Locate every line that holds the string "require" and copy it.

■ Data items
************

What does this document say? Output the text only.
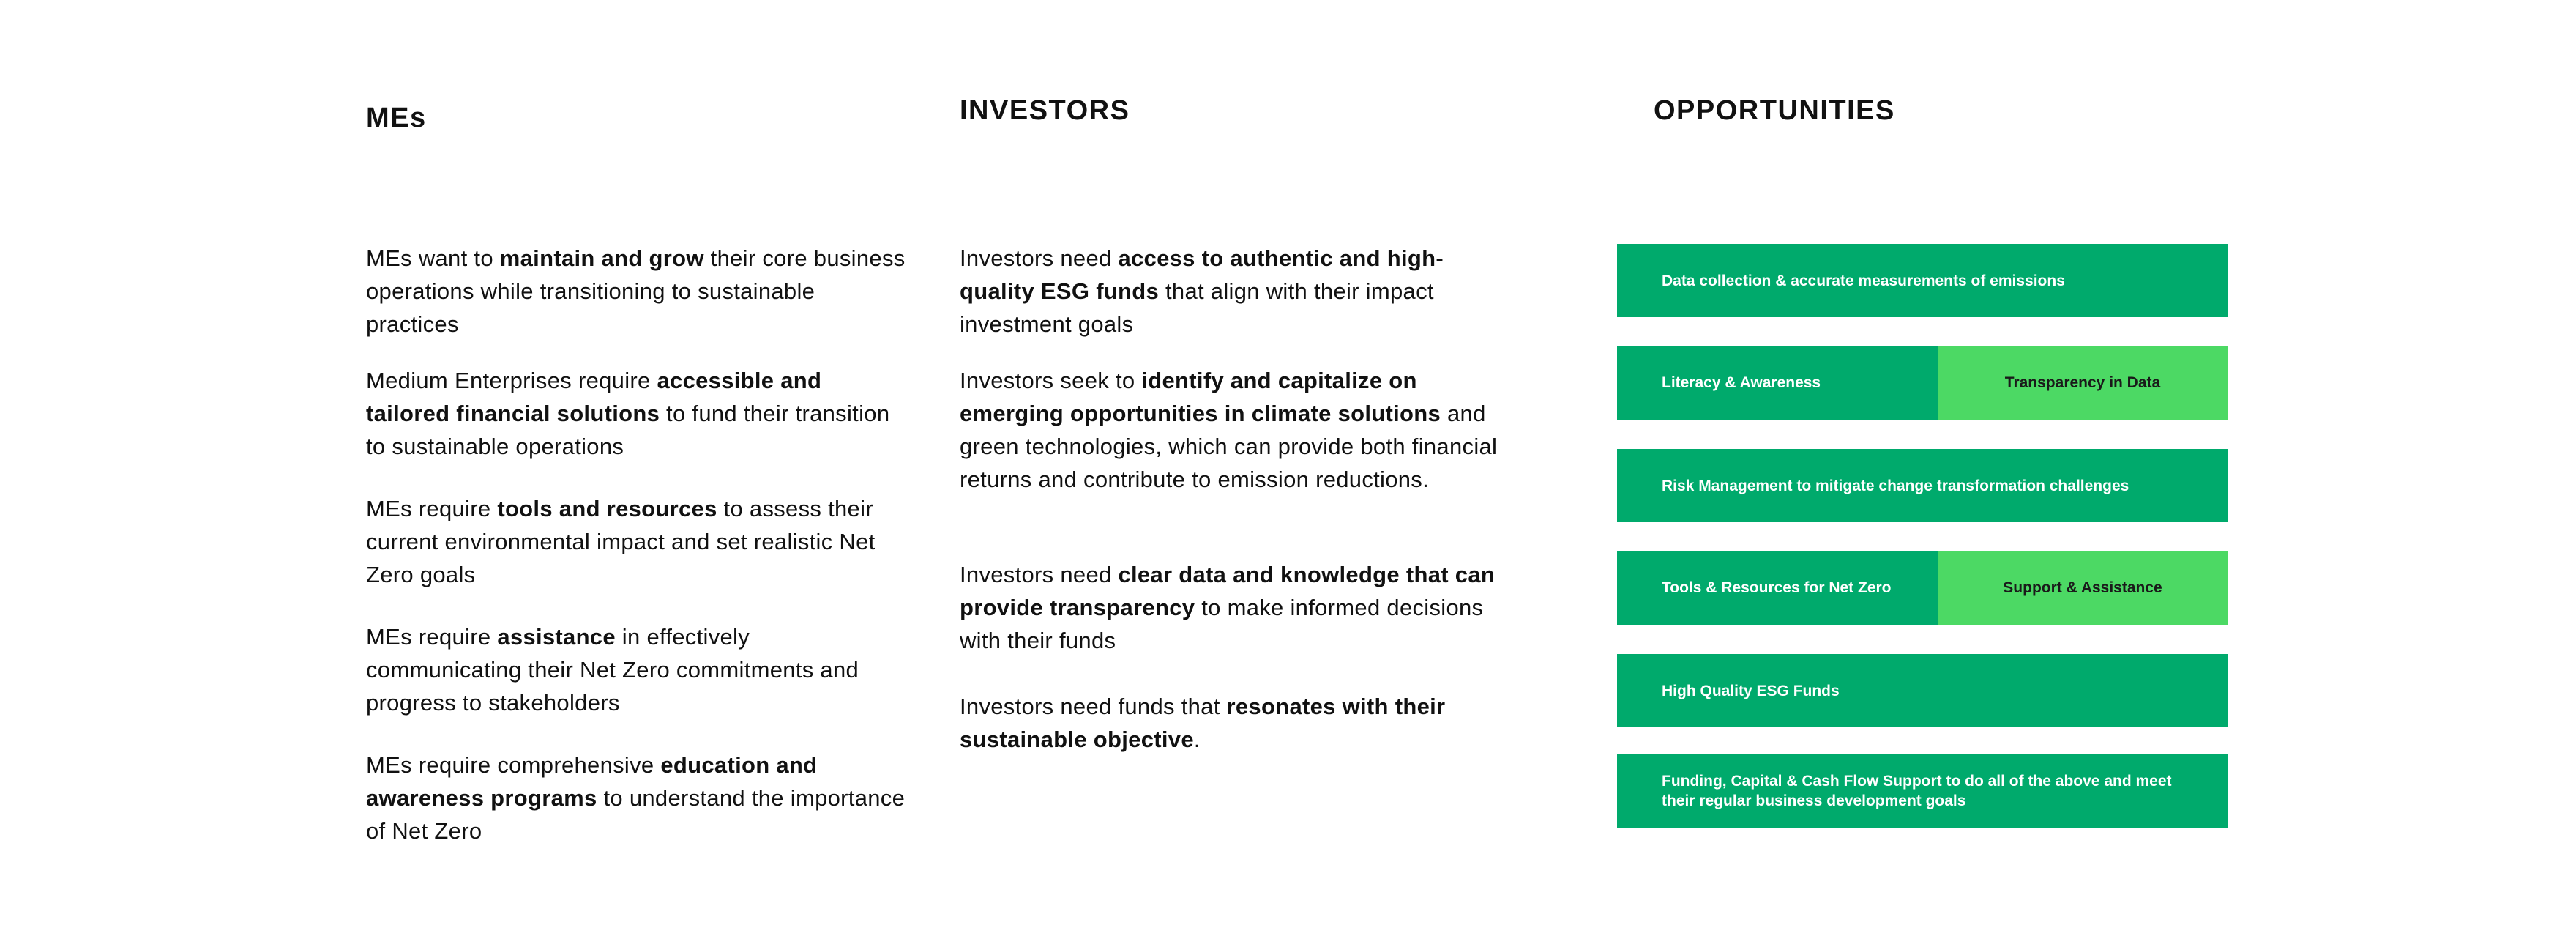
MEs	INVESTORS	OPPORTUNITIES

MEs want to maintain and grow their core business operations while transitioning to sustainable practices

Medium Enterprises require accessible and tailored financial solutions to fund their transition to sustainable operations

MEs require tools and resources to assess their current environmental impact and set realistic Net Zero goals

MEs require assistance in effectively communicating their Net Zero commitments and progress to stakeholders

MEs require comprehensive education and awareness programs to understand the importance of Net Zero

Investors need access to authentic and high-quality ESG funds that align with their impact investment goals

Investors seek to identify and capitalize on emerging opportunities in climate solutions and green technologies, which can provide both financial returns and contribute to emission reductions.

Investors need clear data and knowledge that can provide transparency to make informed decisions with their funds

Investors need funds that resonates with their sustainable objective.

Data collection & accurate measurements of emissions
Literacy & Awareness	Transparency in Data
Risk Management to mitigate change transformation challenges
Tools & Resources for Net Zero	Support & Assistance
High Quality ESG Funds
Funding, Capital & Cash Flow Support to do all of the above and meet their regular business development goals
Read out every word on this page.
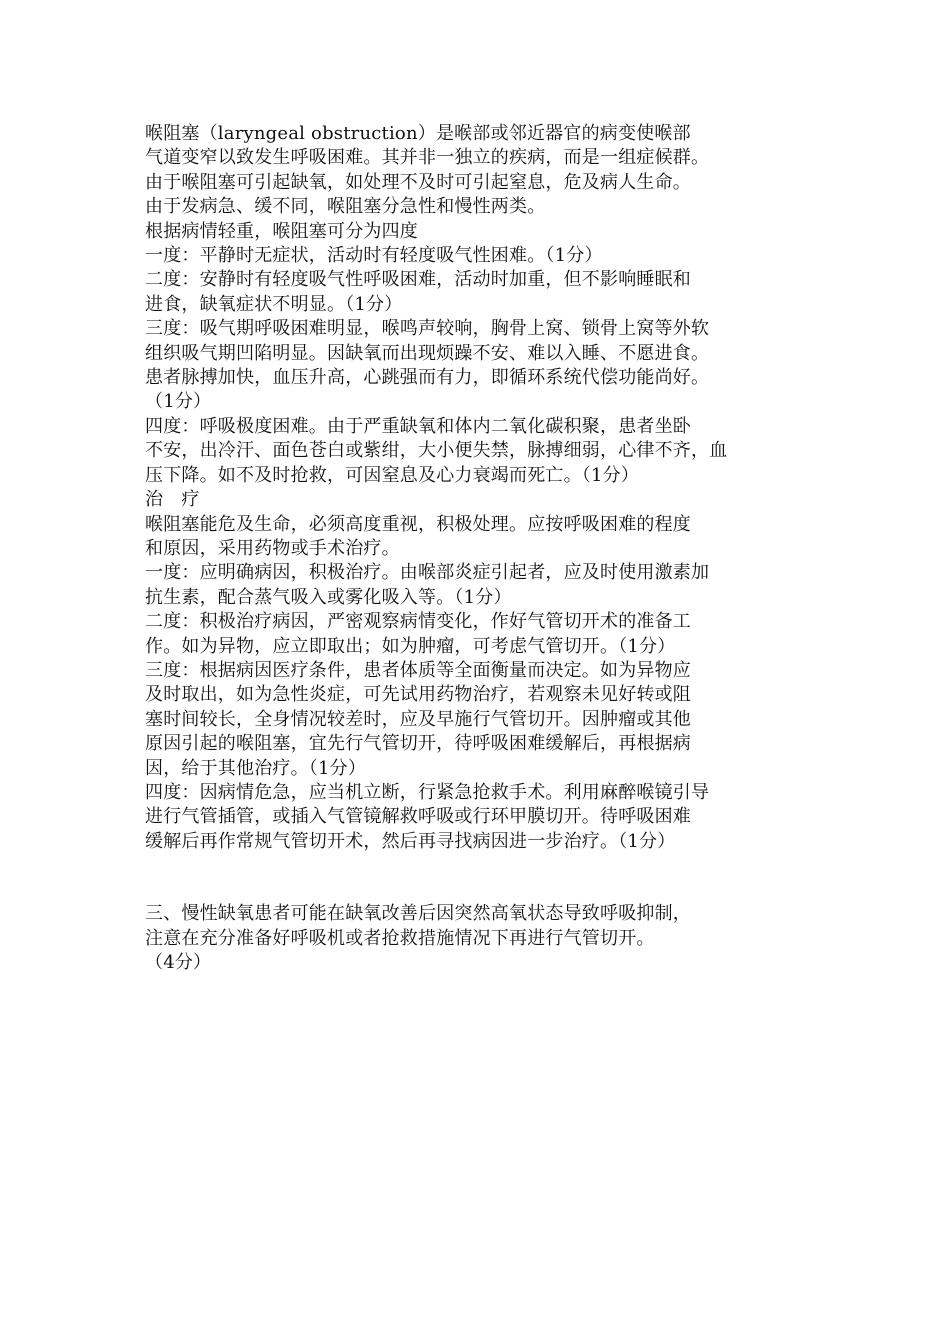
喉阻塞（laryngeal obstruction）是喉部或邻近器官的病变使喉部
气道变窄以致发生呼吸困难。其并非一独立的疾病，而是一组症候群。
由于喉阻塞可引起缺氧，如处理不及时可引起窒息，危及病人生命。
由于发病急、缓不同，喉阻塞分急性和慢性两类。
根据病情轻重，喉阻塞可分为四度
一度：平静时无症状，活动时有轻度吸气性困难。（1分）
二度：安静时有轻度吸气性呼吸困难，活动时加重，但不影响睡眠和
进食，缺氧症状不明显。（1分）
三度：吸气期呼吸困难明显，喉鸣声较响，胸骨上窝、锁骨上窝等外软
组织吸气期凹陷明显。因缺氧而出现烦躁不安、难以入睡、不愿进食。
患者脉搏加快，血压升高，心跳强而有力，即循环系统代偿功能尚好。
（1分）
四度：呼吸极度困难。由于严重缺氧和体内二氧化碳积聚，患者坐卧
不安，出冷汗、面色苍白或紫绀，大小便失禁，脉搏细弱，心律不齐，血
压下降。如不及时抢救，可因窒息及心力衰竭而死亡。（1分）
治　疗
喉阻塞能危及生命，必须高度重视，积极处理。应按呼吸困难的程度
和原因，采用药物或手术治疗。
一度：应明确病因，积极治疗。由喉部炎症引起者，应及时使用激素加
抗生素，配合蒸气吸入或雾化吸入等。（1分）
二度：积极治疗病因，严密观察病情变化，作好气管切开术的准备工
作。如为异物，应立即取出；如为肿瘤，可考虑气管切开。（1分）
三度：根据病因医疗条件，患者体质等全面衡量而决定。如为异物应
及时取出，如为急性炎症，可先试用药物治疗，若观察未见好转或阻
塞时间较长，全身情况较差时，应及早施行气管切开。因肿瘤或其他
原因引起的喉阻塞，宜先行气管切开，待呼吸困难缓解后，再根据病
因，给于其他治疗。（1分）
四度：因病情危急，应当机立断，行紧急抢救手术。利用麻醉喉镜引导
进行气管插管，或插入气管镜解救呼吸或行环甲膜切开。待呼吸困难
缓解后再作常规气管切开术，然后再寻找病因进一步治疗。（1分）
三、慢性缺氧患者可能在缺氧改善后因突然高氧状态导致呼吸抑制，
注意在充分准备好呼吸机或者抢救措施情况下再进行气管切开。
（4分）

************

■ TASK RESPONSE
Medium Enterprises require accessible and tailored financial solutions to fund their transition to sustainable operations
MEs require tools and resources to assess their current environmental impact and set realistic Net Zero goals
MEs require assistance in effectively communicating their Net Zero commitments and progress to stakeholders
MEs require comprehensive education and awareness programs to understand the importance of Net Zero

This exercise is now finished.